§ WHAT IS EXPECTED
Return each line of the data below verbatim; pictures are to be left out.

§ SUPPLIED DATA
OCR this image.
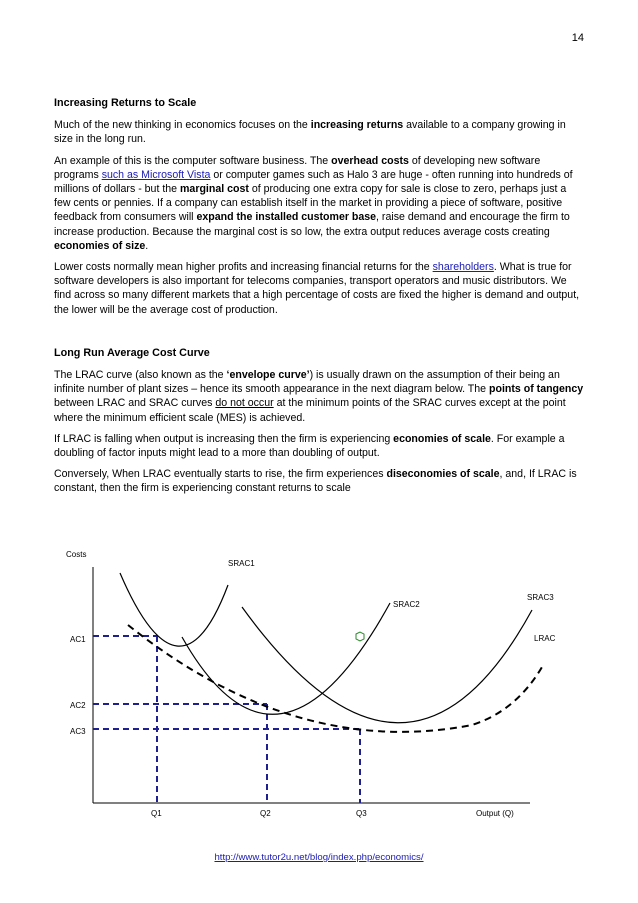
14
Increasing Returns to Scale

Much of the new thinking in economics focuses on the increasing returns available to a company growing in size in the long run.

An example of this is the computer software business. The overhead costs of developing new software programs such as Microsoft Vista or computer games such as Halo 3 are huge - often running into hundreds of millions of dollars - but the marginal cost of producing one extra copy for sale is close to zero, perhaps just a few cents or pennies. If a company can establish itself in the market in providing a piece of software, positive feedback from consumers will expand the installed customer base, raise demand and encourage the firm to increase production. Because the marginal cost is so low, the extra output reduces average costs creating economies of size.

Lower costs normally mean higher profits and increasing financial returns for the shareholders. What is true for software developers is also important for telecoms companies, transport operators and music distributors. We find across so many different markets that a high percentage of costs are fixed the higher is demand and output, the lower will be the average cost of production.

Long Run Average Cost Curve

The LRAC curve (also known as the ‘envelope curve’) is usually drawn on the assumption of their being an infinite number of plant sizes – hence its smooth appearance in the next diagram below. The points of tangency between LRAC and SRAC curves do not occur at the minimum points of the SRAC curves except at the point where the minimum efficient scale (MES) is achieved.

If LRAC is falling when output is increasing then the firm is experiencing economies of scale. For example a doubling of factor inputs might lead to a more than doubling of output.

Conversely, When LRAC eventually starts to rise, the firm experiences diseconomies of scale, and, If LRAC is constant, then the firm is experiencing constant returns to scale

Costs
Output (Q)
SRAC1
SRAC2
SRAC3
LRAC
AC1
AC2
AC3
Q1	Q2	Q3
http://www.tutor2u.net/blog/index.php/economics/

§ FULL OUTPUT
OCR this image.
14
Increasing Returns to Scale

Much of the new thinking in economics focuses on the increasing returns available to a company growing in size in the long run.

An example of this is the computer software business. The overhead costs of developing new software programs such as Microsoft Vista or computer games such as Halo 3 are huge - often running into hundreds of millions of dollars - but the marginal cost of producing one extra copy for sale is close to zero, perhaps just a few cents or pennies. If a company can establish itself in the market in providing a piece of software, positive feedback from consumers will expand the installed customer base, raise demand and encourage the firm to increase production. Because the marginal cost is so low, the extra output reduces average costs creating economies of size.

Lower costs normally mean higher profits and increasing financial returns for the shareholders. What is true for software developers is also important for telecoms companies, transport operators and music distributors. We find across so many different markets that a high percentage of costs are fixed the higher is demand and output, the lower will be the average cost of production.

Long Run Average Cost Curve

The LRAC curve (also known as the ‘envelope curve’) is usually drawn on the assumption of their being an infinite number of plant sizes – hence its smooth appearance in the next diagram below. The points of tangency between LRAC and SRAC curves do not occur at the minimum points of the SRAC curves except at the point where the minimum efficient scale (MES) is achieved.

If LRAC is falling when output is increasing then the firm is experiencing economies of scale. For example a doubling of factor inputs might lead to a more than doubling of output.

Conversely, When LRAC eventually starts to rise, the firm experiences diseconomies of scale, and, If LRAC is constant, then the firm is experiencing constant returns to scale

Costs
Output (Q)
SRAC1
SRAC2
SRAC3
LRAC
AC1
AC2
AC3
Q1	Q2	Q3
http://www.tutor2u.net/blog/index.php/economics/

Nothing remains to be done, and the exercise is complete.